Given task: Every record below should be printed exactly as given.

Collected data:
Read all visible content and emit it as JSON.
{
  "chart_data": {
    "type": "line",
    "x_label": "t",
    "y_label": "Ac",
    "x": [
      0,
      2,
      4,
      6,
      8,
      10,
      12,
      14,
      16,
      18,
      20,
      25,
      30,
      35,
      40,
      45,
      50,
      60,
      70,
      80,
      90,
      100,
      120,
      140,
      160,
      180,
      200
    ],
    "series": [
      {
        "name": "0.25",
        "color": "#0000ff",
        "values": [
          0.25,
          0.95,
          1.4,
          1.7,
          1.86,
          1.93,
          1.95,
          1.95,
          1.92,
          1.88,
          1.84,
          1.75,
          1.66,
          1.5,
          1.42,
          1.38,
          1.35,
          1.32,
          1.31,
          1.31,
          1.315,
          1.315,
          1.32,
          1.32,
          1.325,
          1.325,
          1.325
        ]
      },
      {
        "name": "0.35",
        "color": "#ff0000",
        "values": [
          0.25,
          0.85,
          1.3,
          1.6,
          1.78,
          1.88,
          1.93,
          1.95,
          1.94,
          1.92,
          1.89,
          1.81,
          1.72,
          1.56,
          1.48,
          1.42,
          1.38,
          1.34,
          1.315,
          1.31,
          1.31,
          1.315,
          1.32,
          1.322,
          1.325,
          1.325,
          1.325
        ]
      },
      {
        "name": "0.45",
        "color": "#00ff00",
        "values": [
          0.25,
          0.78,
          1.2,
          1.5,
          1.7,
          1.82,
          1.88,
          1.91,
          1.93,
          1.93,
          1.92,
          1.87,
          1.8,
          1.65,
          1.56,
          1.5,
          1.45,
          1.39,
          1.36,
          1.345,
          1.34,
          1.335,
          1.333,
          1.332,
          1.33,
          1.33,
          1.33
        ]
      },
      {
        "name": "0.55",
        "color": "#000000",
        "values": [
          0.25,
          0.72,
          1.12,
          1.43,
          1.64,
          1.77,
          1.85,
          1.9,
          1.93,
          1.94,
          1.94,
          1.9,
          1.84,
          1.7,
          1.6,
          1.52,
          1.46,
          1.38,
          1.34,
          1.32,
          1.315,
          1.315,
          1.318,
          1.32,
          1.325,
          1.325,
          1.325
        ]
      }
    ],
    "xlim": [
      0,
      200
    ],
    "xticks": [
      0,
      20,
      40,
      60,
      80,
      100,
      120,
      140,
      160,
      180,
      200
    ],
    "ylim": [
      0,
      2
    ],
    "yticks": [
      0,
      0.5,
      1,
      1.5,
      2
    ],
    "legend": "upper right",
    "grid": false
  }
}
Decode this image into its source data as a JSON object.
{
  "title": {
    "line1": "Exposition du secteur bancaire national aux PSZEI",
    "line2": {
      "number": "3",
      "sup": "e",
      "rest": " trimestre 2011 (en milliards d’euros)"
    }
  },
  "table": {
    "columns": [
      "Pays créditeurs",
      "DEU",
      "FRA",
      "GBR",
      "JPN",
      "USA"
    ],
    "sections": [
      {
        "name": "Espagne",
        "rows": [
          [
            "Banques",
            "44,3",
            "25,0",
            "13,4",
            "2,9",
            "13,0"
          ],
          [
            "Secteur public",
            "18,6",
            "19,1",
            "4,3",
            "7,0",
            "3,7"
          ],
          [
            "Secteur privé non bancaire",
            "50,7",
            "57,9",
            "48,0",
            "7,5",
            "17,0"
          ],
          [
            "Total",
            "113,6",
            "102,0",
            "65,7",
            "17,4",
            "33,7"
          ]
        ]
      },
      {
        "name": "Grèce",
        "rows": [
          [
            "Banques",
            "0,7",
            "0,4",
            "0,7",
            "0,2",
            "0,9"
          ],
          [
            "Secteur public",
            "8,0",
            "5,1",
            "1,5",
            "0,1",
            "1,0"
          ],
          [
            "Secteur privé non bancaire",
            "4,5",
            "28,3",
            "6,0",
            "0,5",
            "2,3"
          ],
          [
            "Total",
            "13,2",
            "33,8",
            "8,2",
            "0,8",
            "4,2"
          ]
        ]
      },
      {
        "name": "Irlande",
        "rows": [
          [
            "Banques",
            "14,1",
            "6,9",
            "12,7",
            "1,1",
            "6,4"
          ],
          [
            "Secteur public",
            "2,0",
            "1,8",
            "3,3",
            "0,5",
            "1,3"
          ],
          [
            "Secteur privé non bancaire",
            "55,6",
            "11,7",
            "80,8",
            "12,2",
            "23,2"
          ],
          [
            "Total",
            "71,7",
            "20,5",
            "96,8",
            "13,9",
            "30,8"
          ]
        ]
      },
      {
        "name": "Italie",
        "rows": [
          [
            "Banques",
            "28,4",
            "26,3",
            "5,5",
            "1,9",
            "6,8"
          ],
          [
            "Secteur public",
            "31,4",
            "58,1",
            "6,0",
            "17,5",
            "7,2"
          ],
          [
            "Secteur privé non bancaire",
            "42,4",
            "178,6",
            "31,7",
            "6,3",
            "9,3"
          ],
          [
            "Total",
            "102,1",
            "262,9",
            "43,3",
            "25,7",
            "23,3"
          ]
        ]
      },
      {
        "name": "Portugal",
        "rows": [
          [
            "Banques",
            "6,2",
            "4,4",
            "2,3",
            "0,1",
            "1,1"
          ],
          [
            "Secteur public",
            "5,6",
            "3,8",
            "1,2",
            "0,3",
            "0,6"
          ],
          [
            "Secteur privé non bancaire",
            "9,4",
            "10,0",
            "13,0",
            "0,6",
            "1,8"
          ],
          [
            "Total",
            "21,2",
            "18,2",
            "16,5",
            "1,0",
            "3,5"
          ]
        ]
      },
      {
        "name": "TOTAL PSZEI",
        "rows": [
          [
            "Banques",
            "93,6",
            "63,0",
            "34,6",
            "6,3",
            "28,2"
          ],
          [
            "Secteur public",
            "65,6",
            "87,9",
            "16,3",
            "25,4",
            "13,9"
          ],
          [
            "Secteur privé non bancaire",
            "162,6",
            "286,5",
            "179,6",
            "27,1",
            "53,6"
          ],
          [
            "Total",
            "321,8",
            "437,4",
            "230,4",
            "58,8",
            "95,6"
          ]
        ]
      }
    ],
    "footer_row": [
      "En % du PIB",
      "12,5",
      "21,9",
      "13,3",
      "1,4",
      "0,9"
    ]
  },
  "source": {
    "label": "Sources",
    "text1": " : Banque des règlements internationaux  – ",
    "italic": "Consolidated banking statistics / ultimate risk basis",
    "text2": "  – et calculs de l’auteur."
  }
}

Exercise answer:
Read all visible content and emit it as JSON.
{
  "chart_data": {
    "type": "line",
    "x_label": "t",
    "y_label": "Ac",
    "x": [
      0,
      2,
      4,
      6,
      8,
      10,
      12,
      14,
      16,
      18,
      20,
      25,
      30,
      35,
      40,
      45,
      50,
      60,
      70,
      80,
      90,
      100,
      120,
      140,
      160,
      180,
      200
    ],
    "series": [
      {
        "name": "0.25",
        "color": "#0000ff",
        "values": [
          0.25,
          0.95,
          1.4,
          1.7,
          1.86,
          1.93,
          1.95,
          1.95,
          1.92,
          1.88,
          1.84,
          1.75,
          1.66,
          1.5,
          1.42,
          1.38,
          1.35,
          1.32,
          1.31,
          1.31,
          1.315,
          1.315,
          1.32,
          1.32,
          1.325,
          1.325,
          1.325
        ]
      },
      {
        "name": "0.35",
        "color": "#ff0000",
        "values": [
          0.25,
          0.85,
          1.3,
          1.6,
          1.78,
          1.88,
          1.93,
          1.95,
          1.94,
          1.92,
          1.89,
          1.81,
          1.72,
          1.56,
          1.48,
          1.42,
          1.38,
          1.34,
          1.315,
          1.31,
          1.31,
          1.315,
          1.32,
          1.322,
          1.325,
          1.325,
          1.325
        ]
      },
      {
        "name": "0.45",
        "color": "#00ff00",
        "values": [
          0.25,
          0.78,
          1.2,
          1.5,
          1.7,
          1.82,
          1.88,
          1.91,
          1.93,
          1.93,
          1.92,
          1.87,
          1.8,
          1.65,
          1.56,
          1.5,
          1.45,
          1.39,
          1.36,
          1.345,
          1.34,
          1.335,
          1.333,
          1.332,
          1.33,
          1.33,
          1.33
        ]
      },
      {
        "name": "0.55",
        "color": "#000000",
        "values": [
          0.25,
          0.72,
          1.12,
          1.43,
          1.64,
          1.77,
          1.85,
          1.9,
          1.93,
          1.94,
          1.94,
          1.9,
          1.84,
          1.7,
          1.6,
          1.52,
          1.46,
          1.38,
          1.34,
          1.32,
          1.315,
          1.315,
          1.318,
          1.32,
          1.325,
          1.325,
          1.325
        ]
      }
    ],
    "xlim": [
      0,
      200
    ],
    "xticks": [
      0,
      20,
      40,
      60,
      80,
      100,
      120,
      140,
      160,
      180,
      200
    ],
    "ylim": [
      0,
      2
    ],
    "yticks": [
      0,
      0.5,
      1,
      1.5,
      2
    ],
    "legend": "upper right",
    "grid": false
  }
}
Decode this image into its source data as a JSON object.
{
  "title": {
    "line1": "Exposition du secteur bancaire national aux PSZEI",
    "line2": {
      "number": "3",
      "sup": "e",
      "rest": " trimestre 2011 (en milliards d’euros)"
    }
  },
  "table": {
    "columns": [
      "Pays créditeurs",
      "DEU",
      "FRA",
      "GBR",
      "JPN",
      "USA"
    ],
    "sections": [
      {
        "name": "Espagne",
        "rows": [
          [
            "Banques",
            "44,3",
            "25,0",
            "13,4",
            "2,9",
            "13,0"
          ],
          [
            "Secteur public",
            "18,6",
            "19,1",
            "4,3",
            "7,0",
            "3,7"
          ],
          [
            "Secteur privé non bancaire",
            "50,7",
            "57,9",
            "48,0",
            "7,5",
            "17,0"
          ],
          [
            "Total",
            "113,6",
            "102,0",
            "65,7",
            "17,4",
            "33,7"
          ]
        ]
      },
      {
        "name": "Grèce",
        "rows": [
          [
            "Banques",
            "0,7",
            "0,4",
            "0,7",
            "0,2",
            "0,9"
          ],
          [
            "Secteur public",
            "8,0",
            "5,1",
            "1,5",
            "0,1",
            "1,0"
          ],
          [
            "Secteur privé non bancaire",
            "4,5",
            "28,3",
            "6,0",
            "0,5",
            "2,3"
          ],
          [
            "Total",
            "13,2",
            "33,8",
            "8,2",
            "0,8",
            "4,2"
          ]
        ]
      },
      {
        "name": "Irlande",
        "rows": [
          [
            "Banques",
            "14,1",
            "6,9",
            "12,7",
            "1,1",
            "6,4"
          ],
          [
            "Secteur public",
            "2,0",
            "1,8",
            "3,3",
            "0,5",
            "1,3"
          ],
          [
            "Secteur privé non bancaire",
            "55,6",
            "11,7",
            "80,8",
            "12,2",
            "23,2"
          ],
          [
            "Total",
            "71,7",
            "20,5",
            "96,8",
            "13,9",
            "30,8"
          ]
        ]
      },
      {
        "name": "Italie",
        "rows": [
          [
            "Banques",
            "28,4",
            "26,3",
            "5,5",
            "1,9",
            "6,8"
          ],
          [
            "Secteur public",
            "31,4",
            "58,1",
            "6,0",
            "17,5",
            "7,2"
          ],
          [
            "Secteur privé non bancaire",
            "42,4",
            "178,6",
            "31,7",
            "6,3",
            "9,3"
          ],
          [
            "Total",
            "102,1",
            "262,9",
            "43,3",
            "25,7",
            "23,3"
          ]
        ]
      },
      {
        "name": "Portugal",
        "rows": [
          [
            "Banques",
            "6,2",
            "4,4",
            "2,3",
            "0,1",
            "1,1"
          ],
          [
            "Secteur public",
            "5,6",
            "3,8",
            "1,2",
            "0,3",
            "0,6"
          ],
          [
            "Secteur privé non bancaire",
            "9,4",
            "10,0",
            "13,0",
            "0,6",
            "1,8"
          ],
          [
            "Total",
            "21,2",
            "18,2",
            "16,5",
            "1,0",
            "3,5"
          ]
        ]
      },
      {
        "name": "TOTAL PSZEI",
        "rows": [
          [
            "Banques",
            "93,6",
            "63,0",
            "34,6",
            "6,3",
            "28,2"
          ],
          [
            "Secteur public",
            "65,6",
            "87,9",
            "16,3",
            "25,4",
            "13,9"
          ],
          [
            "Secteur privé non bancaire",
            "162,6",
            "286,5",
            "179,6",
            "27,1",
            "53,6"
          ],
          [
            "Total",
            "321,8",
            "437,4",
            "230,4",
            "58,8",
            "95,6"
          ]
        ]
      }
    ],
    "footer_row": [
      "En % du PIB",
      "12,5",
      "21,9",
      "13,3",
      "1,4",
      "0,9"
    ]
  },
  "source": {
    "label": "Sources",
    "text1": " : Banque des règlements internationaux  – ",
    "italic": "Consolidated banking statistics / ultimate risk basis",
    "text2": "  – et calculs de l’auteur."
  }
}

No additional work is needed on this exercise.